# YOUR INSTRUCTIONS
Copy out every line that contains "пшеница".

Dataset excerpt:
• • • • •
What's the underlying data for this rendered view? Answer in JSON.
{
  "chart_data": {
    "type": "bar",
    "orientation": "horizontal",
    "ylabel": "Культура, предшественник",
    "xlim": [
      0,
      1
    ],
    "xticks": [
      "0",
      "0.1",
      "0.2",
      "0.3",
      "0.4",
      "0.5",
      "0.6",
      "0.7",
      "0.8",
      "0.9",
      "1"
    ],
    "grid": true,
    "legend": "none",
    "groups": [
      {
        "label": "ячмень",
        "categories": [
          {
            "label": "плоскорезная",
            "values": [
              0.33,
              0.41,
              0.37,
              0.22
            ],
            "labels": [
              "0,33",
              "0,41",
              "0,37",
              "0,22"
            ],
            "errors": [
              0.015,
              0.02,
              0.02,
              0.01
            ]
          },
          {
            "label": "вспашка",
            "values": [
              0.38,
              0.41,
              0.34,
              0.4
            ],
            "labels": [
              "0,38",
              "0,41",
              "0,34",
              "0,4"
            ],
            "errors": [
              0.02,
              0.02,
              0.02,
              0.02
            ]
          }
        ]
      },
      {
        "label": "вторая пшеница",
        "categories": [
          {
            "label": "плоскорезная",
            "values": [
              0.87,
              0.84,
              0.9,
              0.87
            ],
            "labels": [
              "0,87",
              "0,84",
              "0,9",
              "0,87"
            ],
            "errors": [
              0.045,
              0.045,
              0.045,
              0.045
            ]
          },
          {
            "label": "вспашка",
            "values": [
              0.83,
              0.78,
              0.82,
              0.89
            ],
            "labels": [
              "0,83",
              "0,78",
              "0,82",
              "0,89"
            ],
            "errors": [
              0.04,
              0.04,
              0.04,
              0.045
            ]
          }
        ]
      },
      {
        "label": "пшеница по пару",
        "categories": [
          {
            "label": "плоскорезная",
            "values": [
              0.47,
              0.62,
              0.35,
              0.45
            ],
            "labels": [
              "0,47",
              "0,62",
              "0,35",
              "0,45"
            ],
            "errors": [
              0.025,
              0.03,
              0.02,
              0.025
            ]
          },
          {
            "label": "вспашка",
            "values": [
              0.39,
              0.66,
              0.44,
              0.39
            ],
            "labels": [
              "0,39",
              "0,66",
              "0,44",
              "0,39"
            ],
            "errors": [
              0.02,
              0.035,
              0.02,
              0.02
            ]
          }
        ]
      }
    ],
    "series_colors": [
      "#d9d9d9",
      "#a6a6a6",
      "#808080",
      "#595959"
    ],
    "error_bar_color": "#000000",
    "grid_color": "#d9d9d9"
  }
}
• • • • •
# ANSWER TO THE EXERCISE
        "label": "вторая пшеница",
        "label": "пшеница по пару",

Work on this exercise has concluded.